**EXERCISE REQUIREMENTS:** Of the lines in the entries, how many hold the word "eget"? Give that number alone.

**INPUT:**
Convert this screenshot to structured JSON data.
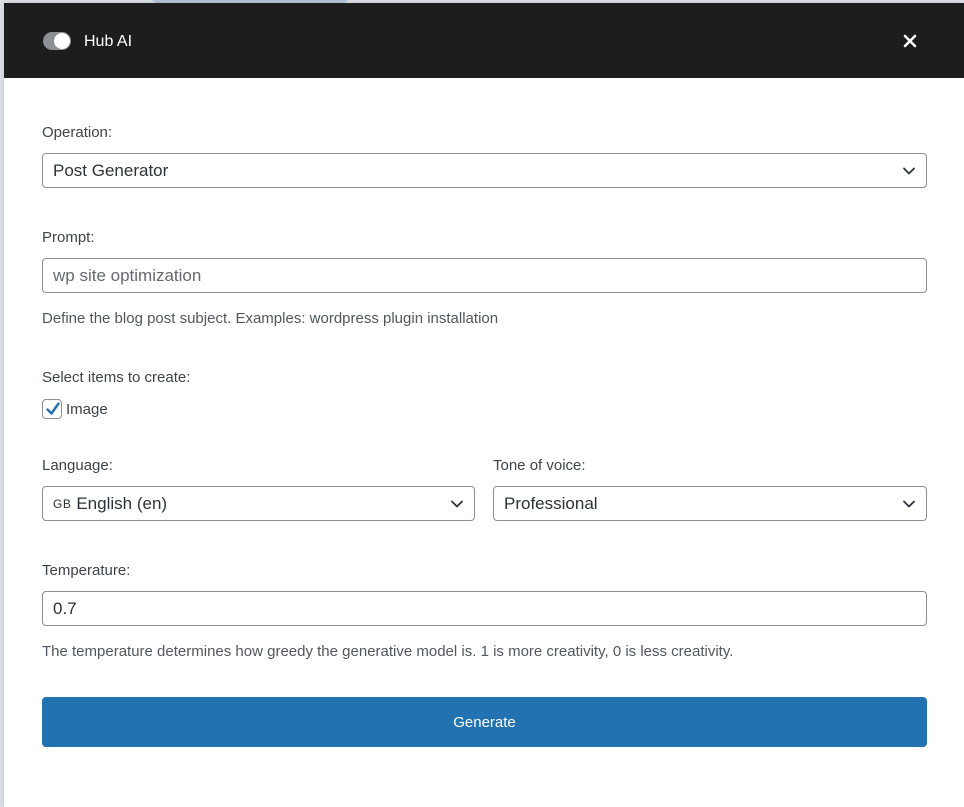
{
  "header": {
    "title": "Hub AI",
    "toggle_on": true
  },
  "form": {
    "operation": {
      "label": "Operation:",
      "selected": "Post Generator"
    },
    "prompt": {
      "label": "Prompt:",
      "placeholder": "wp site optimization",
      "value": "",
      "help": "Define the blog post subject. Examples: wordpress plugin installation"
    },
    "items": {
      "label": "Select items to create:",
      "image_label": "Image",
      "image_checked": true
    },
    "language": {
      "label": "Language:",
      "flag": "GB",
      "selected": "English (en)"
    },
    "tone": {
      "label": "Tone of voice:",
      "selected": "Professional"
    },
    "temperature": {
      "label": "Temperature:",
      "value": "0.7",
      "help": "The temperature determines how greedy the generative model is. 1 is more creativity, 0 is less creativity."
    },
    "generate_label": "Generate"
  },
  "colors": {
    "header_bg": "#1d1d1d",
    "primary": "#2271b1",
    "checkbox_accent": "#2271b1"
  }
}
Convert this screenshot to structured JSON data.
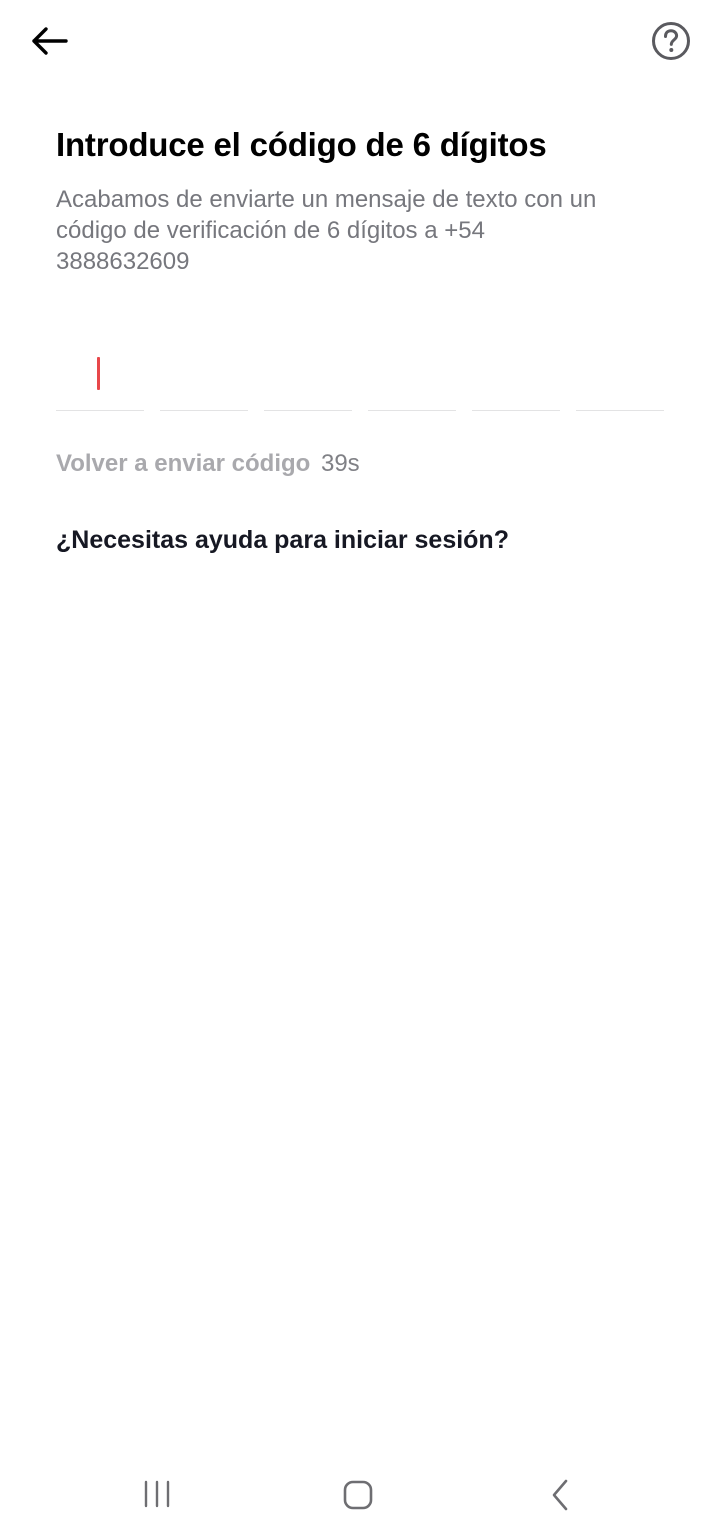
{
  "header": {
    "back_icon": "arrow-left-icon",
    "help_icon": "question-circle-icon"
  },
  "main": {
    "title": "Introduce el código de 6 dígitos",
    "subtitle": "Acabamos de enviarte un mensaje de texto con un código de verificación de 6 dígitos a +54 3888632609",
    "code_digits": [
      "",
      "",
      "",
      "",
      "",
      ""
    ],
    "resend_label": "Volver a enviar código",
    "resend_timer": "39s",
    "help_link": "¿Necesitas ayuda para iniciar sesión?"
  },
  "colors": {
    "caret": "#e8474a",
    "title": "#000000",
    "subtitle": "#76777d",
    "resend_disabled": "#a9a9ad"
  },
  "system_nav": {
    "recents_icon": "recents-icon",
    "home_icon": "home-icon",
    "back_icon": "chevron-left-icon"
  }
}
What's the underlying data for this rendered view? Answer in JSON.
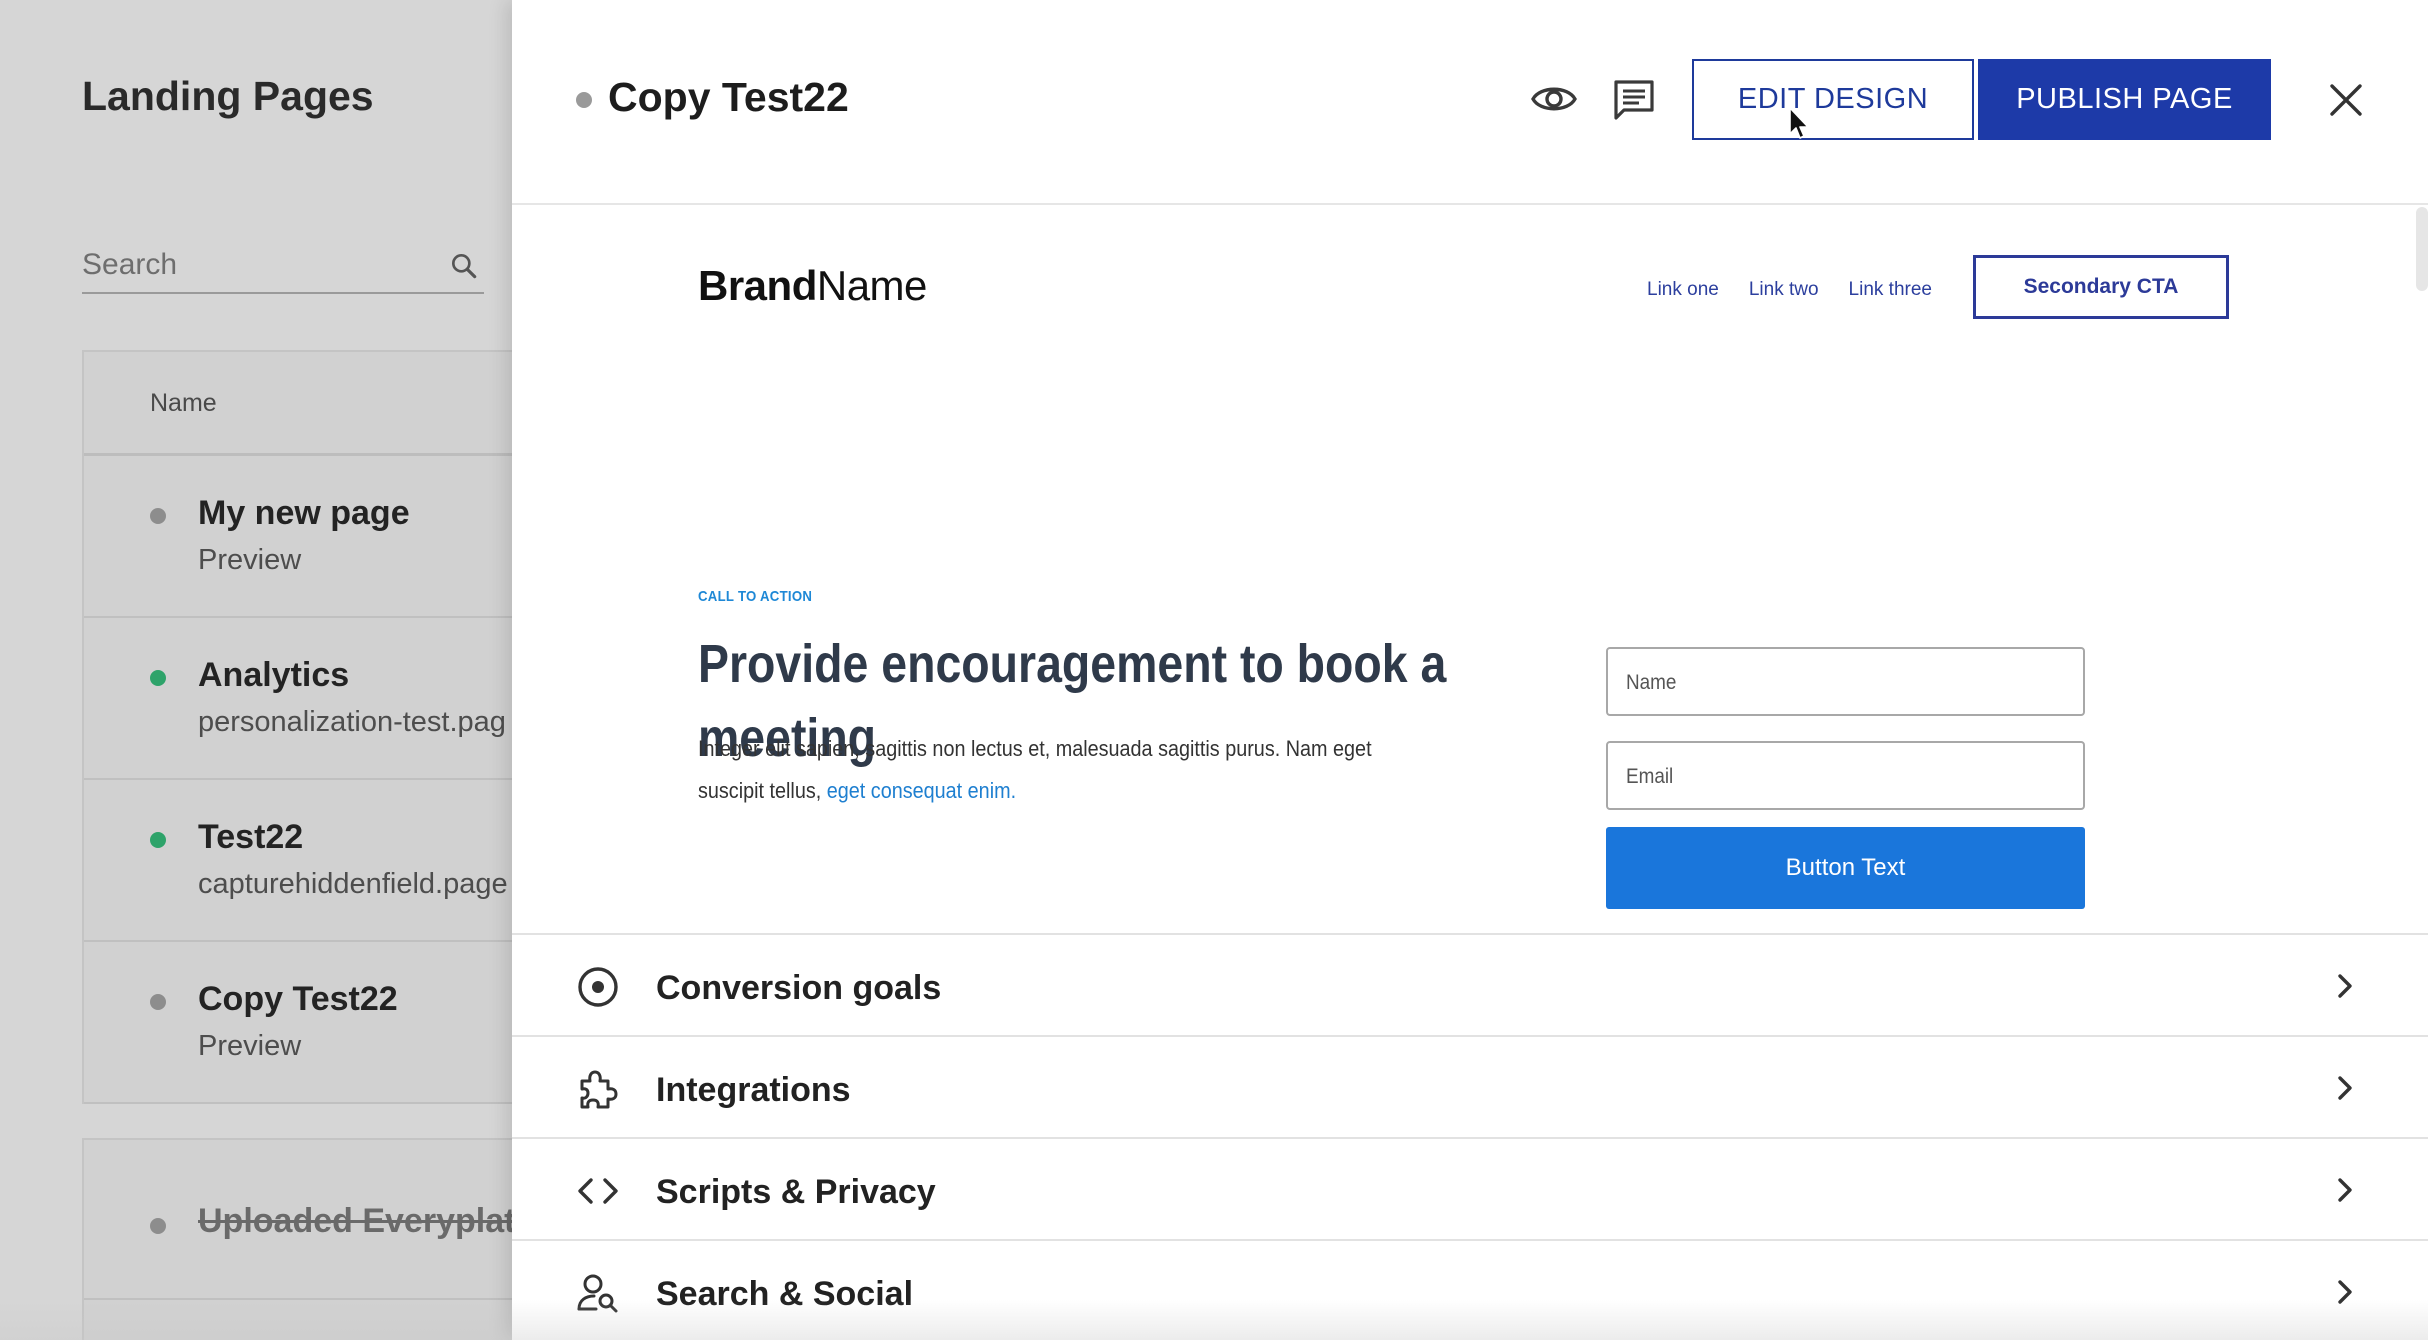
{
  "background": {
    "title": "Landing Pages",
    "search_placeholder": "Search",
    "table_header": "Name",
    "rows": [
      {
        "title": "My new page",
        "subtitle": "Preview",
        "status": "draft"
      },
      {
        "title": "Analytics",
        "subtitle": "personalization-test.pag",
        "status": "published"
      },
      {
        "title": "Test22",
        "subtitle": "capturehiddenfield.page",
        "status": "published"
      },
      {
        "title": "Copy Test22",
        "subtitle": "Preview",
        "status": "draft"
      }
    ],
    "archived_row": {
      "title": "Uploaded Everyplate"
    }
  },
  "panel": {
    "title": "Copy Test22",
    "status": "draft",
    "edit_label": "EDIT DESIGN",
    "publish_label": "PUBLISH PAGE",
    "icons": [
      "eye-icon",
      "comment-icon",
      "close-icon"
    ]
  },
  "preview": {
    "brand_bold": "Brand",
    "brand_regular": "Name",
    "nav_links": [
      "Link one",
      "Link two",
      "Link three"
    ],
    "secondary_cta": "Secondary CTA",
    "eyebrow": "CALL TO ACTION",
    "heading_line1": "Provide encouragement to book a",
    "heading_line2": "meeting",
    "body_text": "Integer elit sapien, sagittis non lectus et, malesuada sagittis purus. Nam eget suscipit tellus, ",
    "body_link": "eget consequat enim.",
    "name_placeholder": "Name",
    "email_placeholder": "Email",
    "button_text": "Button Text"
  },
  "settings": [
    {
      "label": "Conversion goals",
      "icon": "target-icon"
    },
    {
      "label": "Integrations",
      "icon": "puzzle-icon"
    },
    {
      "label": "Scripts & Privacy",
      "icon": "code-icon"
    },
    {
      "label": "Search & Social",
      "icon": "person-search-icon"
    }
  ],
  "colors": {
    "primary": "#1d3aa8",
    "accent_blue": "#1a76db",
    "status_green": "#2ea36a",
    "status_gray": "#9a9a9a"
  }
}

**THE RESULT:** 2